Start Supplied records

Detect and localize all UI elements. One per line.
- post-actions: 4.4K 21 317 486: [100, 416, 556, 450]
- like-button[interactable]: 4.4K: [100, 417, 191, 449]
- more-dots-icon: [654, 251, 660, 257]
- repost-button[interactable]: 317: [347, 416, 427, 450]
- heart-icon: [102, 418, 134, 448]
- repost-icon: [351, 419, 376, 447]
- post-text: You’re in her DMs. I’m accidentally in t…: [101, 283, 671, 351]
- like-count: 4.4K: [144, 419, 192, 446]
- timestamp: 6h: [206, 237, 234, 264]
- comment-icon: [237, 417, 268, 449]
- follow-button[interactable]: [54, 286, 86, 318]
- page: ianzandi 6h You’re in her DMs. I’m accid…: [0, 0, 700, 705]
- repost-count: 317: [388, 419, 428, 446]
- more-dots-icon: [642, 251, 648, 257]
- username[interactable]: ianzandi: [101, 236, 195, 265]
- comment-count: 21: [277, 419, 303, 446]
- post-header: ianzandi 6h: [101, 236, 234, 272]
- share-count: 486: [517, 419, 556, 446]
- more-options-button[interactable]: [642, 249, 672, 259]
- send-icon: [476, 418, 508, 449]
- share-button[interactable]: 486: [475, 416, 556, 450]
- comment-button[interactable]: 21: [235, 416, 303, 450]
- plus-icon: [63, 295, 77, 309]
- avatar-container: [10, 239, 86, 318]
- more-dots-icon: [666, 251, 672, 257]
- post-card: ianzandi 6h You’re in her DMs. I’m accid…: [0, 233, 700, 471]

End Supplied records

• [Problem statement]: Copy the records above line for line, unchanged.

• [Answer below]:
Detect and localize all UI elements. One per line.
- post-actions: 4.4K 21 317 486: [100, 416, 556, 450]
- like-button[interactable]: 4.4K: [100, 417, 191, 449]
- more-dots-icon: [654, 251, 660, 257]
- repost-button[interactable]: 317: [347, 416, 427, 450]
- heart-icon: [102, 418, 134, 448]
- repost-icon: [351, 419, 376, 447]
- post-text: You’re in her DMs. I’m accidentally in t…: [101, 283, 671, 351]
- like-count: 4.4K: [144, 419, 192, 446]
- timestamp: 6h: [206, 237, 234, 264]
- comment-icon: [237, 417, 268, 449]
- follow-button[interactable]: [54, 286, 86, 318]
- page: ianzandi 6h You’re in her DMs. I’m accid…: [0, 0, 700, 705]
- repost-count: 317: [388, 419, 428, 446]
- more-dots-icon: [642, 251, 648, 257]
- username[interactable]: ianzandi: [101, 236, 195, 265]
- comment-count: 21: [277, 419, 303, 446]
- post-header: ianzandi 6h: [101, 236, 234, 272]
- share-count: 486: [517, 419, 556, 446]
- more-options-button[interactable]: [642, 249, 672, 259]
- send-icon: [476, 418, 508, 449]
- share-button[interactable]: 486: [475, 416, 556, 450]
- comment-button[interactable]: 21: [235, 416, 303, 450]
- plus-icon: [63, 295, 77, 309]
- avatar-container: [10, 239, 86, 318]
- more-dots-icon: [666, 251, 672, 257]
- post-card: ianzandi 6h You’re in her DMs. I’m accid…: [0, 233, 700, 471]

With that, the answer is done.